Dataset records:
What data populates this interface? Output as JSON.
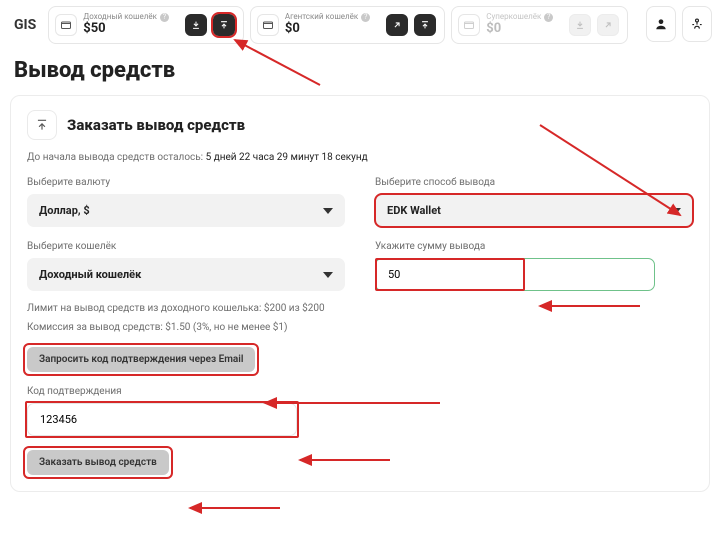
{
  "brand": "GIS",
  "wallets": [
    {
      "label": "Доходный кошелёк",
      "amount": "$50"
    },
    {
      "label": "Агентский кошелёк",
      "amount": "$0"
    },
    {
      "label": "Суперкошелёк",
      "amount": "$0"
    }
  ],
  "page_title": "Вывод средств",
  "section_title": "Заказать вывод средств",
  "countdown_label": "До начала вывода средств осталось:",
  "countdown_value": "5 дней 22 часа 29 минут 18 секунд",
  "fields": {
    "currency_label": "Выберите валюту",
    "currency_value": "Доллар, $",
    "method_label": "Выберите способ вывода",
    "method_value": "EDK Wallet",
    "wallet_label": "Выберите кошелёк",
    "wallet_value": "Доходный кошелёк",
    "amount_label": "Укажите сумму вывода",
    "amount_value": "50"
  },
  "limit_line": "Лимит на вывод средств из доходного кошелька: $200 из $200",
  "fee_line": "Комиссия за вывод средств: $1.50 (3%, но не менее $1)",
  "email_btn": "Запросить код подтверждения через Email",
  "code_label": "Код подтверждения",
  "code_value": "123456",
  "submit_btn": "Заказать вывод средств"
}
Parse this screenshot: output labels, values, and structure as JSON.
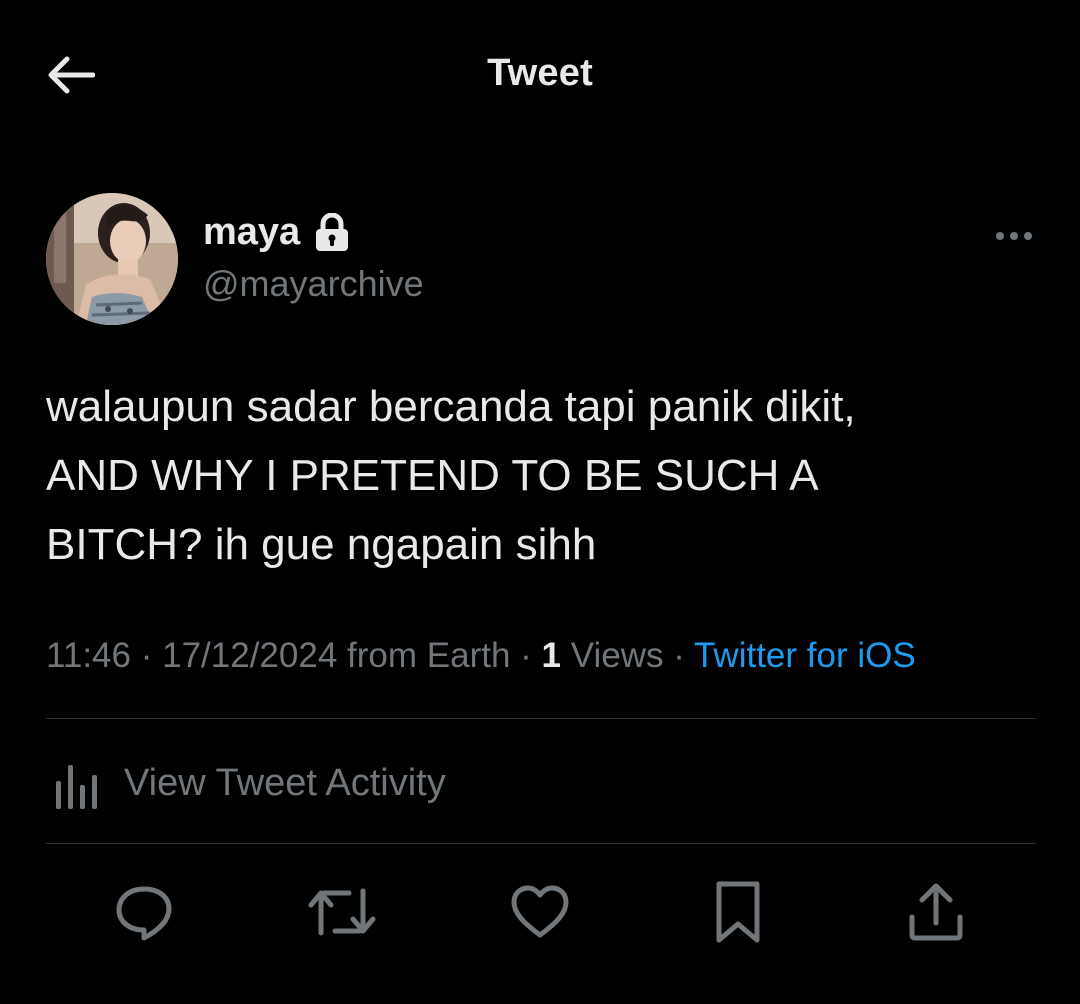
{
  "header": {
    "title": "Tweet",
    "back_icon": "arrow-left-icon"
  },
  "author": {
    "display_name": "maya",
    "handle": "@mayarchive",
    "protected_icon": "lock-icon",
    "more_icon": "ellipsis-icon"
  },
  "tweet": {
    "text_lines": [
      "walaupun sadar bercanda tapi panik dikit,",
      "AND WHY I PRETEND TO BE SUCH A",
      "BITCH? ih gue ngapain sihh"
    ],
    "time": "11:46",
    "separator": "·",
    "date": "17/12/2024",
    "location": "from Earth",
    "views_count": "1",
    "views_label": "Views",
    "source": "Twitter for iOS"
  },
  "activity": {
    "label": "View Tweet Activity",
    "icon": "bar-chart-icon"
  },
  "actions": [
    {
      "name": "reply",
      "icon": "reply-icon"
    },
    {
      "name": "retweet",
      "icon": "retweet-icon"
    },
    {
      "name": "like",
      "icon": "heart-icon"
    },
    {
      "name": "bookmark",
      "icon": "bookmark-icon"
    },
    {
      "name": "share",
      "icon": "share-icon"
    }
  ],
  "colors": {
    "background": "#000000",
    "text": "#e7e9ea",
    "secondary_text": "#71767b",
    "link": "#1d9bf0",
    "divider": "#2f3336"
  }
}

==

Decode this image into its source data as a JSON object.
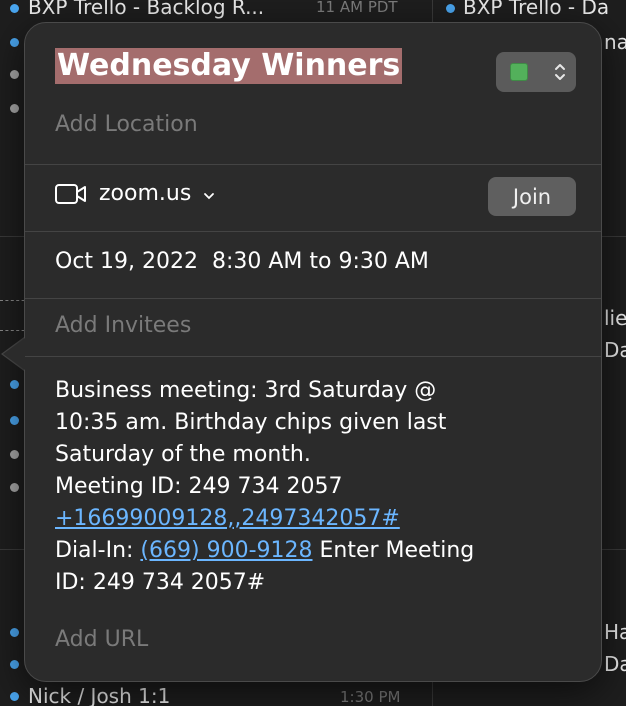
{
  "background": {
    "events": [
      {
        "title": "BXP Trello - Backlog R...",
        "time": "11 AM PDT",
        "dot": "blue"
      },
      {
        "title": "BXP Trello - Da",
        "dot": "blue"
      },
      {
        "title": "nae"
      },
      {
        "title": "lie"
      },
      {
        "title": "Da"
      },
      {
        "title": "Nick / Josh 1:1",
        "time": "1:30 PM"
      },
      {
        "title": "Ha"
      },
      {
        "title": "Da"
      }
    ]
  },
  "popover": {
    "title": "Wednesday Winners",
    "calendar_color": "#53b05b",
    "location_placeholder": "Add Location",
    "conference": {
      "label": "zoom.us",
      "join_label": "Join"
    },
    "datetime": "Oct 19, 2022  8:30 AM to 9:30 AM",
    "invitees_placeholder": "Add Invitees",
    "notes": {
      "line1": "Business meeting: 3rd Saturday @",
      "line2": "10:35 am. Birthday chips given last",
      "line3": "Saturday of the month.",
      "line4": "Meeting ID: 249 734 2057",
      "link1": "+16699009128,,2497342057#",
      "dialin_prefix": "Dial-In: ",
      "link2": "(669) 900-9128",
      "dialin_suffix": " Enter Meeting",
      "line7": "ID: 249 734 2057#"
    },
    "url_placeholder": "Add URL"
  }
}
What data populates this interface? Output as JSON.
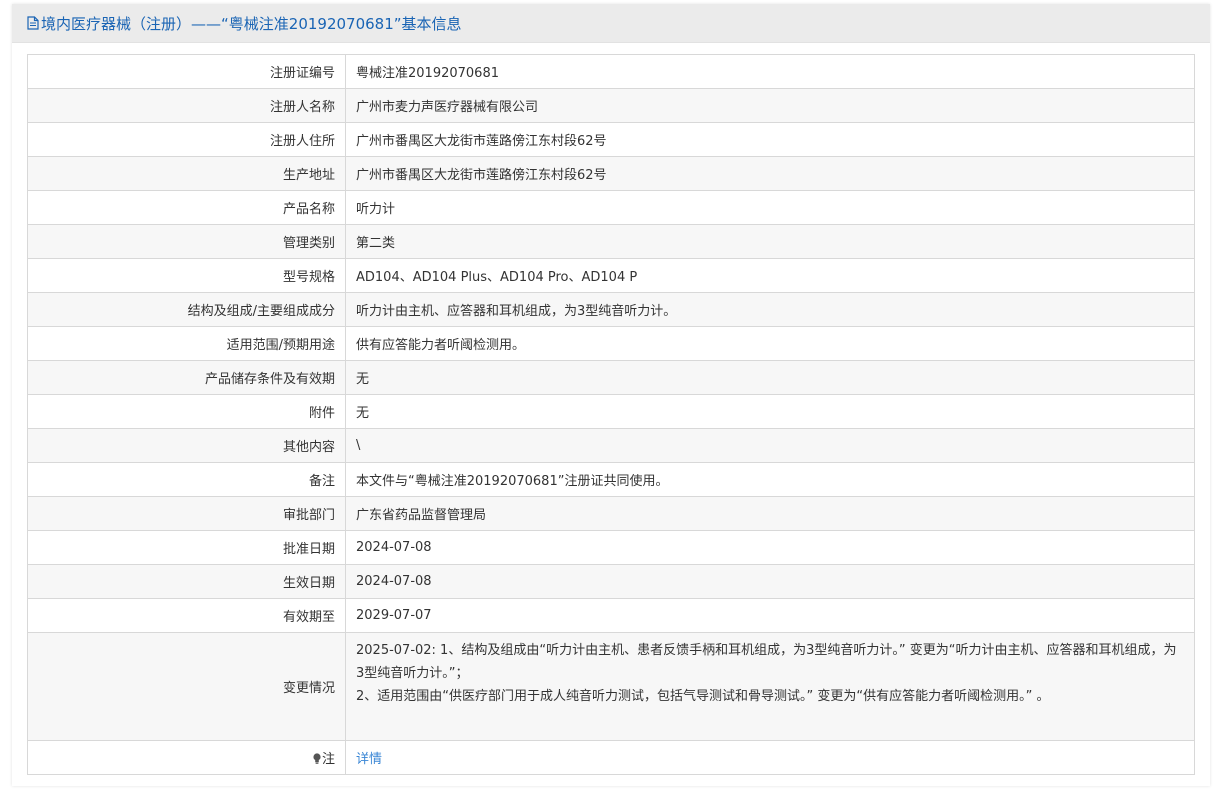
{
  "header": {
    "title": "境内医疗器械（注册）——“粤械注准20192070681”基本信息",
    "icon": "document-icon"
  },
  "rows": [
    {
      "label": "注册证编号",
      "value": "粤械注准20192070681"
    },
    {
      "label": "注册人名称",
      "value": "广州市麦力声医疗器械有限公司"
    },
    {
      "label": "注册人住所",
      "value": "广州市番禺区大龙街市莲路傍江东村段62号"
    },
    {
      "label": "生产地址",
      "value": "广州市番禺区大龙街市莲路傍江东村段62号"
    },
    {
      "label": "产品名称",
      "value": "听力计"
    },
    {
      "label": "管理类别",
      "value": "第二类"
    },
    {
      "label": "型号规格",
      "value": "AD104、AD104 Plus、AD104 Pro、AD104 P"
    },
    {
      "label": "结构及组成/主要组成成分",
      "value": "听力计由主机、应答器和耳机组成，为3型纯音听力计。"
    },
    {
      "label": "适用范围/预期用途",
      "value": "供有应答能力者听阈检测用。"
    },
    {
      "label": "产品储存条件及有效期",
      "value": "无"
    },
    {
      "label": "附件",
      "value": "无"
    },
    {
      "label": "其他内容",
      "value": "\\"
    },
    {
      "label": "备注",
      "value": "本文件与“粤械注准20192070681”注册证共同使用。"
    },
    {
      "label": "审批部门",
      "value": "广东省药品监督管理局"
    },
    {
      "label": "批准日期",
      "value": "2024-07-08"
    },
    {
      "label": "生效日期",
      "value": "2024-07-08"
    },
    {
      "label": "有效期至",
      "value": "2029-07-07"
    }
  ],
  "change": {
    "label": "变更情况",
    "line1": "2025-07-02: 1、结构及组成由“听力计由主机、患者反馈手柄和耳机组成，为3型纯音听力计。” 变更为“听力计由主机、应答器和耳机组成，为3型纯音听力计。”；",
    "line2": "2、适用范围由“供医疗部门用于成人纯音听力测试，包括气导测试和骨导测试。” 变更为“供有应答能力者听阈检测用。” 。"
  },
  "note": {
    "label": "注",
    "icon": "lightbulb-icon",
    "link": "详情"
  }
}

DIRECTION: Where a line of the entries contains the word "应答器和耳机组成", copy that line.

FINAL ANSWER:
      "value": "听力计由主机、应答器和耳机组成，为3型纯音听力计。"
    "line1": "2025-07-02: 1、结构及组成由“听力计由主机、患者反馈手柄和耳机组成，为3型纯音听力计。” 变更为“听力计由主机、应答器和耳机组成，为3型纯音听力计。”；",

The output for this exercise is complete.